Stated goal. Below are records to be output exactly, every one of them.
----
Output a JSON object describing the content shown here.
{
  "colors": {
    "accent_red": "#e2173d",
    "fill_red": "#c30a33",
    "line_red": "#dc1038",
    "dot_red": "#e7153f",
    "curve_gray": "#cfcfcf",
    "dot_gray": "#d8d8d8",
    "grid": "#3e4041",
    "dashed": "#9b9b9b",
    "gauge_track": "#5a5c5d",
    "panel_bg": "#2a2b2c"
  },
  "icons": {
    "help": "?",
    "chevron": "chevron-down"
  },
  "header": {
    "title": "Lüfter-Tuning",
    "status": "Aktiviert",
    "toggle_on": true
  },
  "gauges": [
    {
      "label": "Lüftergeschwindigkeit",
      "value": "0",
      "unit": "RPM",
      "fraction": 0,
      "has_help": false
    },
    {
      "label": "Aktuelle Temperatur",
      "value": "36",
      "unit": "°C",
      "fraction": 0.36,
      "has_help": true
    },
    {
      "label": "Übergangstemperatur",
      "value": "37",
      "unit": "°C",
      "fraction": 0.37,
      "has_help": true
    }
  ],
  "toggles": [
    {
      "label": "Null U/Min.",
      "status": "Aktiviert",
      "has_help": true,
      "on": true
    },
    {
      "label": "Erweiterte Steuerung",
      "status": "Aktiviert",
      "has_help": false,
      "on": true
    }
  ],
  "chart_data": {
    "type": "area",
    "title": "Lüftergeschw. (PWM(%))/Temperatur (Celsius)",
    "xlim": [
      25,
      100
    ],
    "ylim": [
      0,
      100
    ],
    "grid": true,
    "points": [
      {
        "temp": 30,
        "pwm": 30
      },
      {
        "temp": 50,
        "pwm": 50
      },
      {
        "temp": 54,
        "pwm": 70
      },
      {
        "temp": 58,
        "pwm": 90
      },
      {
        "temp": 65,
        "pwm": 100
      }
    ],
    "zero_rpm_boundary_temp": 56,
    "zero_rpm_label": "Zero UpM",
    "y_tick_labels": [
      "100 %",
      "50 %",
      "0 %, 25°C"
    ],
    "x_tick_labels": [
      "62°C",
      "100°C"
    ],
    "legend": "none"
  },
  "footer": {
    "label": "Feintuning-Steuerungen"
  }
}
----
Exercise result.
Output a JSON object describing the content shown here.
{
  "colors": {
    "accent_red": "#e2173d",
    "fill_red": "#c30a33",
    "line_red": "#dc1038",
    "dot_red": "#e7153f",
    "curve_gray": "#cfcfcf",
    "dot_gray": "#d8d8d8",
    "grid": "#3e4041",
    "dashed": "#9b9b9b",
    "gauge_track": "#5a5c5d",
    "panel_bg": "#2a2b2c"
  },
  "icons": {
    "help": "?",
    "chevron": "chevron-down"
  },
  "header": {
    "title": "Lüfter-Tuning",
    "status": "Aktiviert",
    "toggle_on": true
  },
  "gauges": [
    {
      "label": "Lüftergeschwindigkeit",
      "value": "0",
      "unit": "RPM",
      "fraction": 0,
      "has_help": false
    },
    {
      "label": "Aktuelle Temperatur",
      "value": "36",
      "unit": "°C",
      "fraction": 0.36,
      "has_help": true
    },
    {
      "label": "Übergangstemperatur",
      "value": "37",
      "unit": "°C",
      "fraction": 0.37,
      "has_help": true
    }
  ],
  "toggles": [
    {
      "label": "Null U/Min.",
      "status": "Aktiviert",
      "has_help": true,
      "on": true
    },
    {
      "label": "Erweiterte Steuerung",
      "status": "Aktiviert",
      "has_help": false,
      "on": true
    }
  ],
  "chart_data": {
    "type": "area",
    "title": "Lüftergeschw. (PWM(%))/Temperatur (Celsius)",
    "xlim": [
      25,
      100
    ],
    "ylim": [
      0,
      100
    ],
    "grid": true,
    "points": [
      {
        "temp": 30,
        "pwm": 30
      },
      {
        "temp": 50,
        "pwm": 50
      },
      {
        "temp": 54,
        "pwm": 70
      },
      {
        "temp": 58,
        "pwm": 90
      },
      {
        "temp": 65,
        "pwm": 100
      }
    ],
    "zero_rpm_boundary_temp": 56,
    "zero_rpm_label": "Zero UpM",
    "y_tick_labels": [
      "100 %",
      "50 %",
      "0 %, 25°C"
    ],
    "x_tick_labels": [
      "62°C",
      "100°C"
    ],
    "legend": "none"
  },
  "footer": {
    "label": "Feintuning-Steuerungen"
  }
}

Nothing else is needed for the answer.